WORK TO DO:
Isolate every line in the records below with "html" in it.

Dataset items:
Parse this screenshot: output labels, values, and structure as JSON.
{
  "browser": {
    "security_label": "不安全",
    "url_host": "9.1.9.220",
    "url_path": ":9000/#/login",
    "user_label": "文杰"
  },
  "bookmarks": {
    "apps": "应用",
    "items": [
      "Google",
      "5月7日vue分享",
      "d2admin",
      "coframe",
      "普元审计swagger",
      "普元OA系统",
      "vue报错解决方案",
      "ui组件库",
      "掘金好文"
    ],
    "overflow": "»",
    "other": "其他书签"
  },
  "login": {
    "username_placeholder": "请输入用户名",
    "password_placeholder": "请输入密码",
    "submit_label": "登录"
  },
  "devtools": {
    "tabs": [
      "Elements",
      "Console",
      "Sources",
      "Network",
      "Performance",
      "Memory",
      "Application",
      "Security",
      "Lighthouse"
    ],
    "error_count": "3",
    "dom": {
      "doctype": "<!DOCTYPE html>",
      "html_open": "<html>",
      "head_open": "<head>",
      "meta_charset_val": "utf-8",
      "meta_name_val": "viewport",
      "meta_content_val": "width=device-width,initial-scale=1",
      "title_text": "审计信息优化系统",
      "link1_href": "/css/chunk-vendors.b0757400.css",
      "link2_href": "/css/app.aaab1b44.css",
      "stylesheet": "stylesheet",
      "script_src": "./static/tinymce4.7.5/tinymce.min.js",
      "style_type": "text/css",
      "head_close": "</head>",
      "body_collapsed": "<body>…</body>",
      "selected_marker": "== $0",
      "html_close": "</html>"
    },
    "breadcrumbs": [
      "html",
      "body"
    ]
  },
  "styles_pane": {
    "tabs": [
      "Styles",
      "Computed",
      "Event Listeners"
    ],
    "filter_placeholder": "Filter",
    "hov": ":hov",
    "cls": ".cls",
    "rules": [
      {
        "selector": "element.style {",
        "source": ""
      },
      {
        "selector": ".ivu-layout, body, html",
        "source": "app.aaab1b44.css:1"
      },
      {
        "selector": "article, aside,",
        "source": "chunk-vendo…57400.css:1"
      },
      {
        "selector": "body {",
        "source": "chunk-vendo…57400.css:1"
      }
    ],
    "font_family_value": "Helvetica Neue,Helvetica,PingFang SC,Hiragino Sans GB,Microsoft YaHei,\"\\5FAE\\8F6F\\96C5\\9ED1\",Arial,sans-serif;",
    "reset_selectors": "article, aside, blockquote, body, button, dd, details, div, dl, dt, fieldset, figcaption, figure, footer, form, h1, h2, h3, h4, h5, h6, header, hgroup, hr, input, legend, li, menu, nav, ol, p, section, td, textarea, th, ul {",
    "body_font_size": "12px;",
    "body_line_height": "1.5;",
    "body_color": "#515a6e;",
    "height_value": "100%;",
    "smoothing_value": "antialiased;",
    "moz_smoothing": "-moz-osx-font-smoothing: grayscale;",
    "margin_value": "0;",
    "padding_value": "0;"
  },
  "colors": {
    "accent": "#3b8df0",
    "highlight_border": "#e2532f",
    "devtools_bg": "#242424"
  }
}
* * *
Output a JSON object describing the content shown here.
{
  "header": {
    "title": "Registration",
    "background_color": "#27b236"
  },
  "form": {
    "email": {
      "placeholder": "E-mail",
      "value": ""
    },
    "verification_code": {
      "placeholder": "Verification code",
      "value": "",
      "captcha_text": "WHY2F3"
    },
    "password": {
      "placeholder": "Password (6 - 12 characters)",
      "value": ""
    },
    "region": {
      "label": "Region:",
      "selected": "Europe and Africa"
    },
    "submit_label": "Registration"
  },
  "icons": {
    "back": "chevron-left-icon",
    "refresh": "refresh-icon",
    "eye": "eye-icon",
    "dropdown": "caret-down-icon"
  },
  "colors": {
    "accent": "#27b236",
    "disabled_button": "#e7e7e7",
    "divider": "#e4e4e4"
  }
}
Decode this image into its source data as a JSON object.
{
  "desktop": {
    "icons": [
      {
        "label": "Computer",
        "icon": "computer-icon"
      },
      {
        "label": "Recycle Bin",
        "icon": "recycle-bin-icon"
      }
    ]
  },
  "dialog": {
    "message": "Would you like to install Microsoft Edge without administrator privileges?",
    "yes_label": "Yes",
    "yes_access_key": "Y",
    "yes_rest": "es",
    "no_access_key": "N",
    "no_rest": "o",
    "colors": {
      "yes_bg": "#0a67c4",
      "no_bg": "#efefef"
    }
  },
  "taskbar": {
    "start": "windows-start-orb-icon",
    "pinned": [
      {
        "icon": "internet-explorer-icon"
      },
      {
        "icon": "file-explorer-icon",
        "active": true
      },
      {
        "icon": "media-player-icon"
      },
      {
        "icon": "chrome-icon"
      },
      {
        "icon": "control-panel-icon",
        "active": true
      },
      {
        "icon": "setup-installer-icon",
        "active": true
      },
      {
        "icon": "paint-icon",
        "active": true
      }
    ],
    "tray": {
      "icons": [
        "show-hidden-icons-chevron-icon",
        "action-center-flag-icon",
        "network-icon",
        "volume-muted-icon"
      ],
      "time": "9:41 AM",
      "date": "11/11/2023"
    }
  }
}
--
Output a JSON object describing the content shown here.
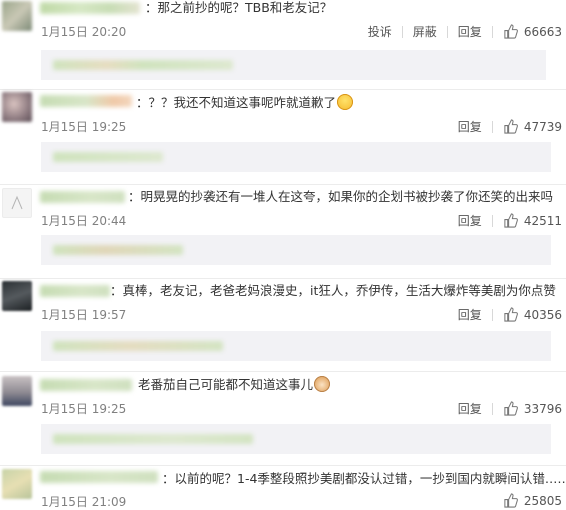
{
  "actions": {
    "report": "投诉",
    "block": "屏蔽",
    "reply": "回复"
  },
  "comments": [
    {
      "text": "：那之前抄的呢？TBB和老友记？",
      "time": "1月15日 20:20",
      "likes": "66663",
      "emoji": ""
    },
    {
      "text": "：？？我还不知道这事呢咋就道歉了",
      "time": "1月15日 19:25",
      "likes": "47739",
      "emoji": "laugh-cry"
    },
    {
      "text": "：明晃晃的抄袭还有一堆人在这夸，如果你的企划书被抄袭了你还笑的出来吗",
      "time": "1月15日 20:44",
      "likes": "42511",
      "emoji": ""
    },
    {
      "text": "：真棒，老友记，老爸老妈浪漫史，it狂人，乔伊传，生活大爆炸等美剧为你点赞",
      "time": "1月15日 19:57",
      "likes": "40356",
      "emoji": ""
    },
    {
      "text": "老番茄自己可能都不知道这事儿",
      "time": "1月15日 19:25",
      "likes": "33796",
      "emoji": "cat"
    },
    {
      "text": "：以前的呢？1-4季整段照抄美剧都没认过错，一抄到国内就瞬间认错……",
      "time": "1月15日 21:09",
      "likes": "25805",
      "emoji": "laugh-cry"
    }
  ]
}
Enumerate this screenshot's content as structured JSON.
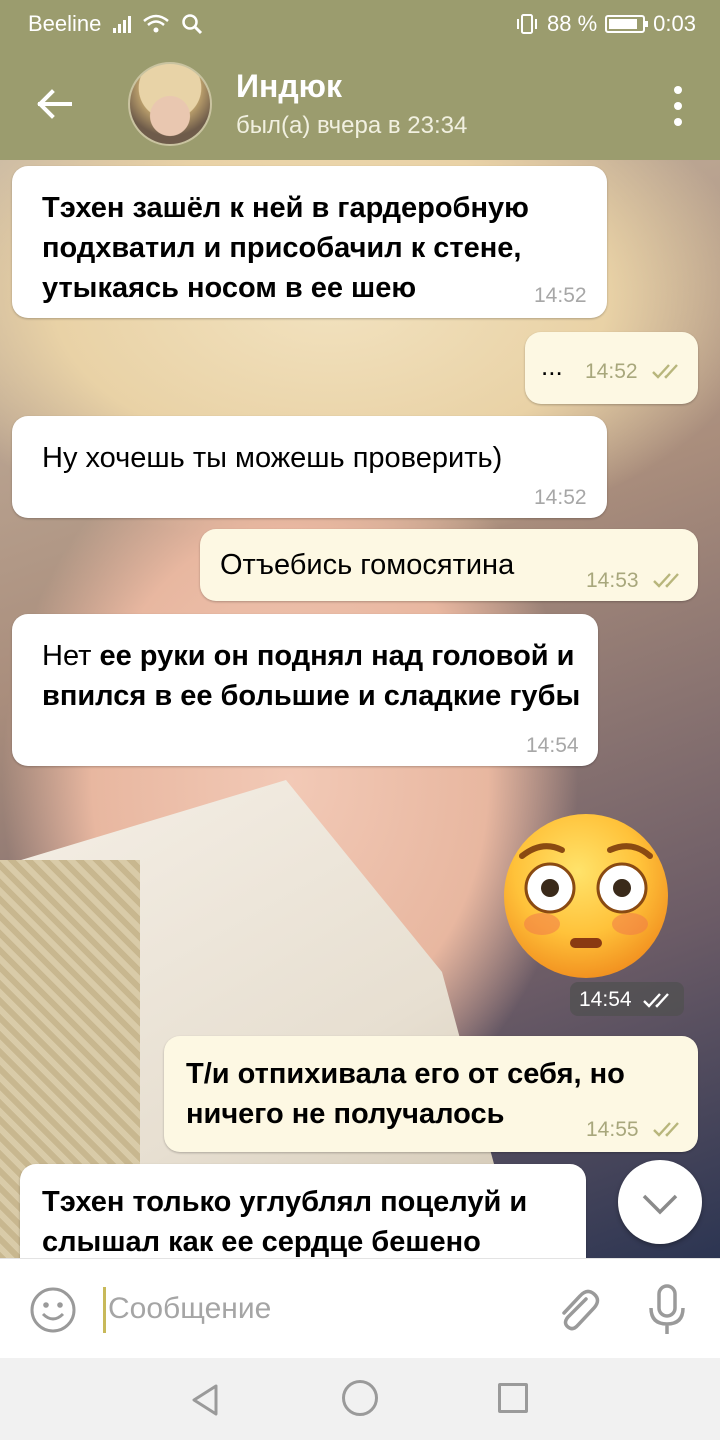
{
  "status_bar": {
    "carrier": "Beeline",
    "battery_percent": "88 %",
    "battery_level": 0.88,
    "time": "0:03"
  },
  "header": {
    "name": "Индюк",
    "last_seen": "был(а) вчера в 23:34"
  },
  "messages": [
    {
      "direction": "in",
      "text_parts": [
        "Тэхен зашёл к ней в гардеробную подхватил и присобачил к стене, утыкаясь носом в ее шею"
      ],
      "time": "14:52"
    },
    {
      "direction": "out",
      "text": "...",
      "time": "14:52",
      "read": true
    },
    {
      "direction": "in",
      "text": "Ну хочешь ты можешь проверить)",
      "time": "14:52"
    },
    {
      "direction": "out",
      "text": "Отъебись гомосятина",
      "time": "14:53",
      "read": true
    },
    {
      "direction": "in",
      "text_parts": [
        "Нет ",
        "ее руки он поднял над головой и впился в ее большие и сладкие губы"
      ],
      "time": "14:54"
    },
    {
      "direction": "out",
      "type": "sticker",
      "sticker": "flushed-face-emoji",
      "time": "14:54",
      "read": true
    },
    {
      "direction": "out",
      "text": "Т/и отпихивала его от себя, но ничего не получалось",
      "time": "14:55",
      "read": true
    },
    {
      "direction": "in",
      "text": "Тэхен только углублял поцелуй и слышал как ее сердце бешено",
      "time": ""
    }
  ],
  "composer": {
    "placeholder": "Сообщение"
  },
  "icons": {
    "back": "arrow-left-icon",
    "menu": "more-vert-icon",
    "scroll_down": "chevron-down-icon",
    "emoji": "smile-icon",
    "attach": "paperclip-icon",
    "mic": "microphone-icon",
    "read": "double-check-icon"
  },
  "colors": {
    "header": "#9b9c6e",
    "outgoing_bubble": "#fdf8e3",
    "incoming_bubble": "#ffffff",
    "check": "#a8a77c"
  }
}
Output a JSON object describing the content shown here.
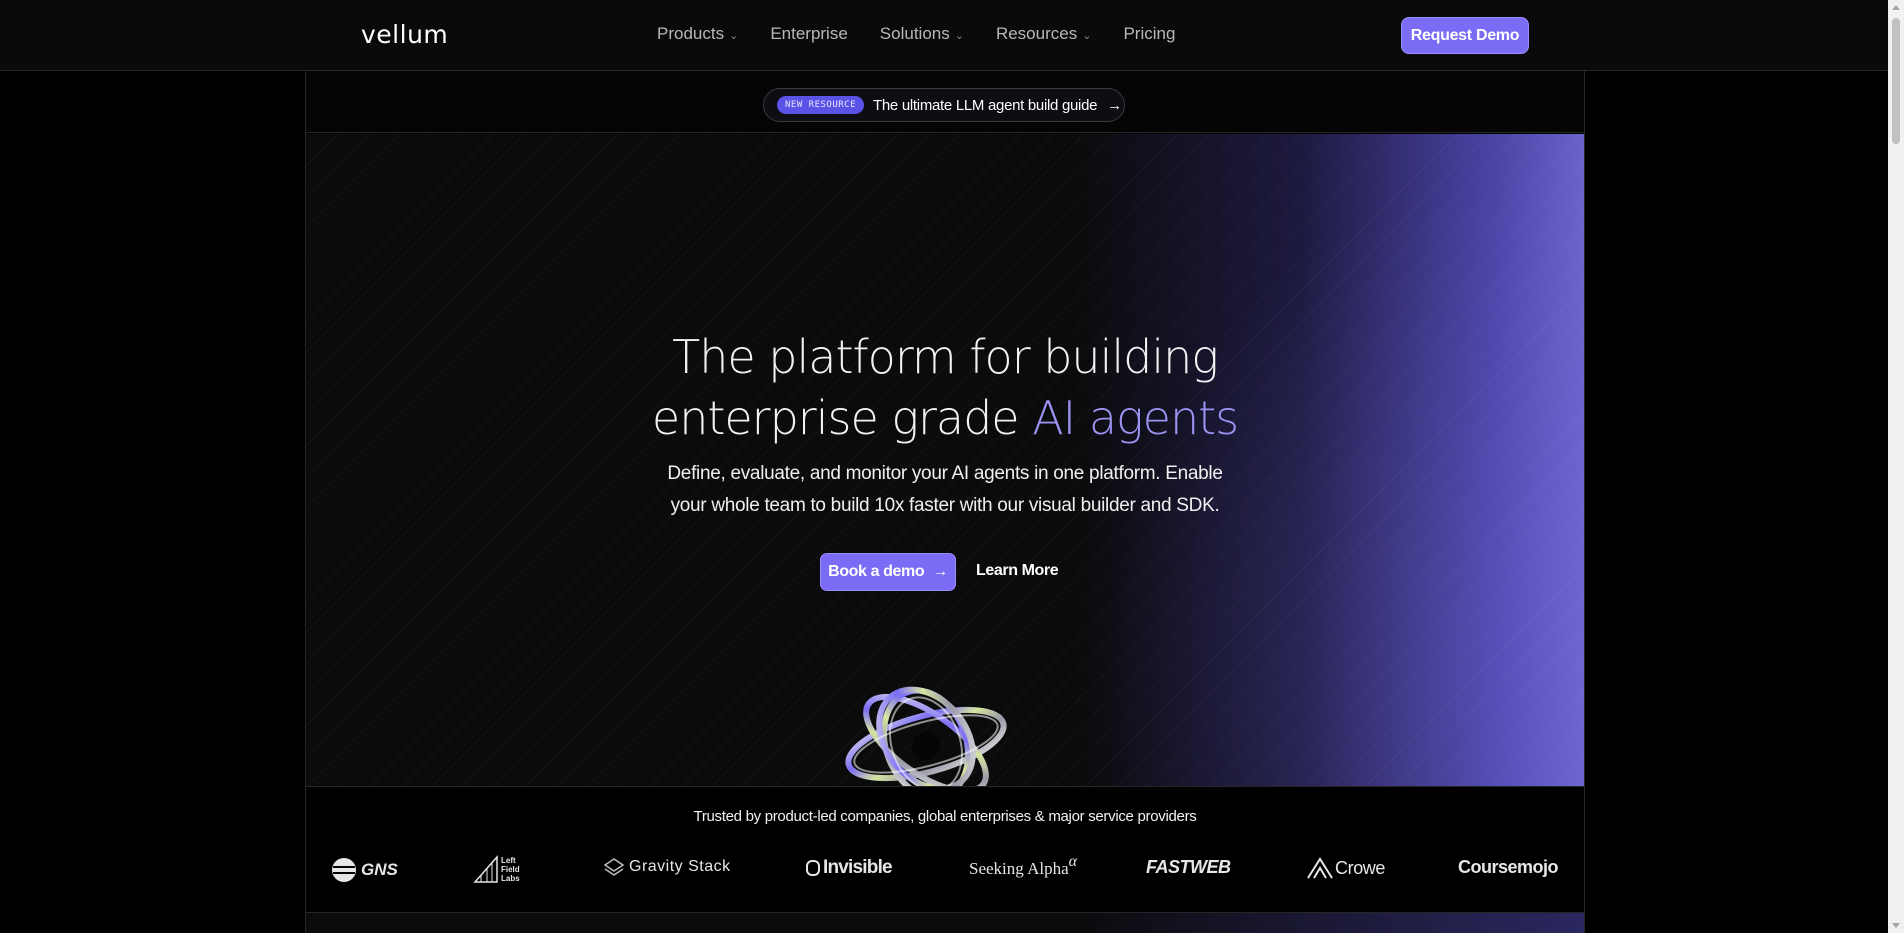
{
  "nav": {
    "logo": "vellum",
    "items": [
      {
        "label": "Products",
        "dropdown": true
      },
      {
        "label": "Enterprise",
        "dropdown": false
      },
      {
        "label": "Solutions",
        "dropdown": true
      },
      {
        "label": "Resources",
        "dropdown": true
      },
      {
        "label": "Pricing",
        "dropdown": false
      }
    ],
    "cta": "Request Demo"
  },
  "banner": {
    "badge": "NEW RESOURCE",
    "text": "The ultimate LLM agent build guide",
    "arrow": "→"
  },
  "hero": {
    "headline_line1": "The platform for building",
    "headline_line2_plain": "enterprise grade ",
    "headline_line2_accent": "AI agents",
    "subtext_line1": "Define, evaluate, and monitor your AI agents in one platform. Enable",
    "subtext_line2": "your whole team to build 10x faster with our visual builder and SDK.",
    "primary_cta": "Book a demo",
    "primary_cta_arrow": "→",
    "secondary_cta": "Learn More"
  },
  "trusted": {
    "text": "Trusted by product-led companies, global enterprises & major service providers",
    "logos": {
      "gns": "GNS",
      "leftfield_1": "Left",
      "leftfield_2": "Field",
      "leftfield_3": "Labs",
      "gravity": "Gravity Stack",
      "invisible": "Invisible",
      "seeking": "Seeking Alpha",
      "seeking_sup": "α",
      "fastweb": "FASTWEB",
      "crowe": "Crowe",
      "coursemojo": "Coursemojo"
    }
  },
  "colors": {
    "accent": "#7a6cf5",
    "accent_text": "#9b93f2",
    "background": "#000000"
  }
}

EXERCISE OUTPUT:
      "doctype": "<!DOCTYPE html>",
      "html_open": "<html>",
      "html_close": "</html>"
      "html",
        "selector": ".ivu-layout, body, html",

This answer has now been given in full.